─── Material provided ───
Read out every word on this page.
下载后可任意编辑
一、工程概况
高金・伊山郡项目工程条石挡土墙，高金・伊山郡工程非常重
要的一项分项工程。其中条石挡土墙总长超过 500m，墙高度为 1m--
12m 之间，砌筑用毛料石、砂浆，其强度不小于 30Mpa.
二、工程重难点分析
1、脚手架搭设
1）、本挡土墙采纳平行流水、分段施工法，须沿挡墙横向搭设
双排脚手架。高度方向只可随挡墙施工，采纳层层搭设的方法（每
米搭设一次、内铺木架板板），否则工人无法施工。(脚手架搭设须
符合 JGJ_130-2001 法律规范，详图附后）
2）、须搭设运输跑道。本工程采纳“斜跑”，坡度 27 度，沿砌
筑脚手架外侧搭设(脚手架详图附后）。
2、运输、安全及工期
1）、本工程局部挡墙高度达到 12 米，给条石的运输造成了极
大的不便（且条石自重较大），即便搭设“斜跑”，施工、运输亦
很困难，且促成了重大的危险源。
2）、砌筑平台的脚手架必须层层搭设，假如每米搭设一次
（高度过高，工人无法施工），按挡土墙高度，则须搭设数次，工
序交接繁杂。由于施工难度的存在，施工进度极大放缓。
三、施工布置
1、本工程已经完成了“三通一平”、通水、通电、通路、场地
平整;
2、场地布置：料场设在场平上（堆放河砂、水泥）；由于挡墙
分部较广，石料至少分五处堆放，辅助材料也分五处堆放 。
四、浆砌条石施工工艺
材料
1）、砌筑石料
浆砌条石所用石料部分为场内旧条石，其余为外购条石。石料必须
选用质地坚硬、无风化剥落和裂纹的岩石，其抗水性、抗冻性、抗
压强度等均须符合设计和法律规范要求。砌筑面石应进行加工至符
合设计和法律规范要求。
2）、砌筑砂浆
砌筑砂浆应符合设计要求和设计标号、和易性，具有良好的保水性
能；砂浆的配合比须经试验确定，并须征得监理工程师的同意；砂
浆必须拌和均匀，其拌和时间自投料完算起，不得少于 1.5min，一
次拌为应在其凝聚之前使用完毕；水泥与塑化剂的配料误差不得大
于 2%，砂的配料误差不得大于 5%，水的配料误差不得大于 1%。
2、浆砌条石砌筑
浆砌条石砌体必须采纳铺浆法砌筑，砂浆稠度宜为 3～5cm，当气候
───
> [The problem]
From the records above, extract every entry exactly as given.

> [Result of this task]
Read out every word on this page.
下载后可任意编辑
一、工程概况
高金・伊山郡项目工程条石挡土墙，高金・伊山郡工程非常重
要的一项分项工程。其中条石挡土墙总长超过 500m，墙高度为 1m--
12m 之间，砌筑用毛料石、砂浆，其强度不小于 30Mpa.
二、工程重难点分析
1、脚手架搭设
1）、本挡土墙采纳平行流水、分段施工法，须沿挡墙横向搭设
双排脚手架。高度方向只可随挡墙施工，采纳层层搭设的方法（每
米搭设一次、内铺木架板板），否则工人无法施工。(脚手架搭设须
符合 JGJ_130-2001 法律规范，详图附后）
2）、须搭设运输跑道。本工程采纳“斜跑”，坡度 27 度，沿砌
筑脚手架外侧搭设(脚手架详图附后）。
2、运输、安全及工期
1）、本工程局部挡墙高度达到 12 米，给条石的运输造成了极
大的不便（且条石自重较大），即便搭设“斜跑”，施工、运输亦
很困难，且促成了重大的危险源。
2）、砌筑平台的脚手架必须层层搭设，假如每米搭设一次
（高度过高，工人无法施工），按挡土墙高度，则须搭设数次，工
序交接繁杂。由于施工难度的存在，施工进度极大放缓。
三、施工布置
1、本工程已经完成了“三通一平”、通水、通电、通路、场地
平整;
2、场地布置：料场设在场平上（堆放河砂、水泥）；由于挡墙
分部较广，石料至少分五处堆放，辅助材料也分五处堆放 。
四、浆砌条石施工工艺
材料
1）、砌筑石料
浆砌条石所用石料部分为场内旧条石，其余为外购条石。石料必须
选用质地坚硬、无风化剥落和裂纹的岩石，其抗水性、抗冻性、抗
压强度等均须符合设计和法律规范要求。砌筑面石应进行加工至符
合设计和法律规范要求。
2）、砌筑砂浆
砌筑砂浆应符合设计要求和设计标号、和易性，具有良好的保水性
能；砂浆的配合比须经试验确定，并须征得监理工程师的同意；砂
浆必须拌和均匀，其拌和时间自投料完算起，不得少于 1.5min，一
次拌为应在其凝聚之前使用完毕；水泥与塑化剂的配料误差不得大
于 2%，砂的配料误差不得大于 5%，水的配料误差不得大于 1%。
2、浆砌条石砌筑
浆砌条石砌体必须采纳铺浆法砌筑，砂浆稠度宜为 3～5cm，当气候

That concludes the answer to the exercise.